====== Provided material ======

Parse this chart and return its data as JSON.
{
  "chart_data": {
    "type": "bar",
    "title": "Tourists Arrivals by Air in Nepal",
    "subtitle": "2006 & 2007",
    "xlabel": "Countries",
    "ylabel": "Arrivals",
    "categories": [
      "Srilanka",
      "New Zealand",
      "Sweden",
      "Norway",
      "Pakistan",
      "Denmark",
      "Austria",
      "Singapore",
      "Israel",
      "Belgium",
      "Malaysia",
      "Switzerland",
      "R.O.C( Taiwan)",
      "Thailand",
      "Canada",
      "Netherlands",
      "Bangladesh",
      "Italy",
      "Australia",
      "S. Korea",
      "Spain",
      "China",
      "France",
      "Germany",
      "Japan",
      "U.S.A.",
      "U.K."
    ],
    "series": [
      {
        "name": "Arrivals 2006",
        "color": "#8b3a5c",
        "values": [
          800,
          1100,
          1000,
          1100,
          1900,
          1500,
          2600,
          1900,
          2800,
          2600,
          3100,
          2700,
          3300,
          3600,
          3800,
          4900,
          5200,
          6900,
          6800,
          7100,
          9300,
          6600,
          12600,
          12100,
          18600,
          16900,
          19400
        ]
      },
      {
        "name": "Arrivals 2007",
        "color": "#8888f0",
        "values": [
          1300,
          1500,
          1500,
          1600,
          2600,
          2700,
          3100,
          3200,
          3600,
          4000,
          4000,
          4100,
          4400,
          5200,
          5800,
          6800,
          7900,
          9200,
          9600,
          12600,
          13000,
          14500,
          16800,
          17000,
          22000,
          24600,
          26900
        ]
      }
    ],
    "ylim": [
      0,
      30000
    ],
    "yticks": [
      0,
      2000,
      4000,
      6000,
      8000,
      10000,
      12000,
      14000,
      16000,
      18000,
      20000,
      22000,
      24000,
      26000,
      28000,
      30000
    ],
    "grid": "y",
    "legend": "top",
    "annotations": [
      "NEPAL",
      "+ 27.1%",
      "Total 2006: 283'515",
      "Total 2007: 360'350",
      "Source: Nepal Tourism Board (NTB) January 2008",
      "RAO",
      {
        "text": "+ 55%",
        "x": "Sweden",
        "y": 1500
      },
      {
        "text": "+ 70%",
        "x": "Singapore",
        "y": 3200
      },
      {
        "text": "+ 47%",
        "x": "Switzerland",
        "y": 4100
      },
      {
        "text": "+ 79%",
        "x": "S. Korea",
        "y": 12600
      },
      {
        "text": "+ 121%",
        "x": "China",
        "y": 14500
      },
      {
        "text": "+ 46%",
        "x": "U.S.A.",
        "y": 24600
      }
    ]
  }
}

======

# [Task to complete]
Write out all the records above again, exactly as they stand.

# [Output of the task]
Parse this chart and return its data as JSON.
{
  "chart_data": {
    "type": "bar",
    "title": "Tourists Arrivals by Air in Nepal",
    "subtitle": "2006 & 2007",
    "xlabel": "Countries",
    "ylabel": "Arrivals",
    "categories": [
      "Srilanka",
      "New Zealand",
      "Sweden",
      "Norway",
      "Pakistan",
      "Denmark",
      "Austria",
      "Singapore",
      "Israel",
      "Belgium",
      "Malaysia",
      "Switzerland",
      "R.O.C( Taiwan)",
      "Thailand",
      "Canada",
      "Netherlands",
      "Bangladesh",
      "Italy",
      "Australia",
      "S. Korea",
      "Spain",
      "China",
      "France",
      "Germany",
      "Japan",
      "U.S.A.",
      "U.K."
    ],
    "series": [
      {
        "name": "Arrivals 2006",
        "color": "#8b3a5c",
        "values": [
          800,
          1100,
          1000,
          1100,
          1900,
          1500,
          2600,
          1900,
          2800,
          2600,
          3100,
          2700,
          3300,
          3600,
          3800,
          4900,
          5200,
          6900,
          6800,
          7100,
          9300,
          6600,
          12600,
          12100,
          18600,
          16900,
          19400
        ]
      },
      {
        "name": "Arrivals 2007",
        "color": "#8888f0",
        "values": [
          1300,
          1500,
          1500,
          1600,
          2600,
          2700,
          3100,
          3200,
          3600,
          4000,
          4000,
          4100,
          4400,
          5200,
          5800,
          6800,
          7900,
          9200,
          9600,
          12600,
          13000,
          14500,
          16800,
          17000,
          22000,
          24600,
          26900
        ]
      }
    ],
    "ylim": [
      0,
      30000
    ],
    "yticks": [
      0,
      2000,
      4000,
      6000,
      8000,
      10000,
      12000,
      14000,
      16000,
      18000,
      20000,
      22000,
      24000,
      26000,
      28000,
      30000
    ],
    "grid": "y",
    "legend": "top",
    "annotations": [
      "NEPAL",
      "+ 27.1%",
      "Total 2006: 283'515",
      "Total 2007: 360'350",
      "Source: Nepal Tourism Board (NTB) January 2008",
      "RAO",
      {
        "text": "+ 55%",
        "x": "Sweden",
        "y": 1500
      },
      {
        "text": "+ 70%",
        "x": "Singapore",
        "y": 3200
      },
      {
        "text": "+ 47%",
        "x": "Switzerland",
        "y": 4100
      },
      {
        "text": "+ 79%",
        "x": "S. Korea",
        "y": 12600
      },
      {
        "text": "+ 121%",
        "x": "China",
        "y": 14500
      },
      {
        "text": "+ 46%",
        "x": "U.S.A.",
        "y": 24600
      }
    ]
  }
}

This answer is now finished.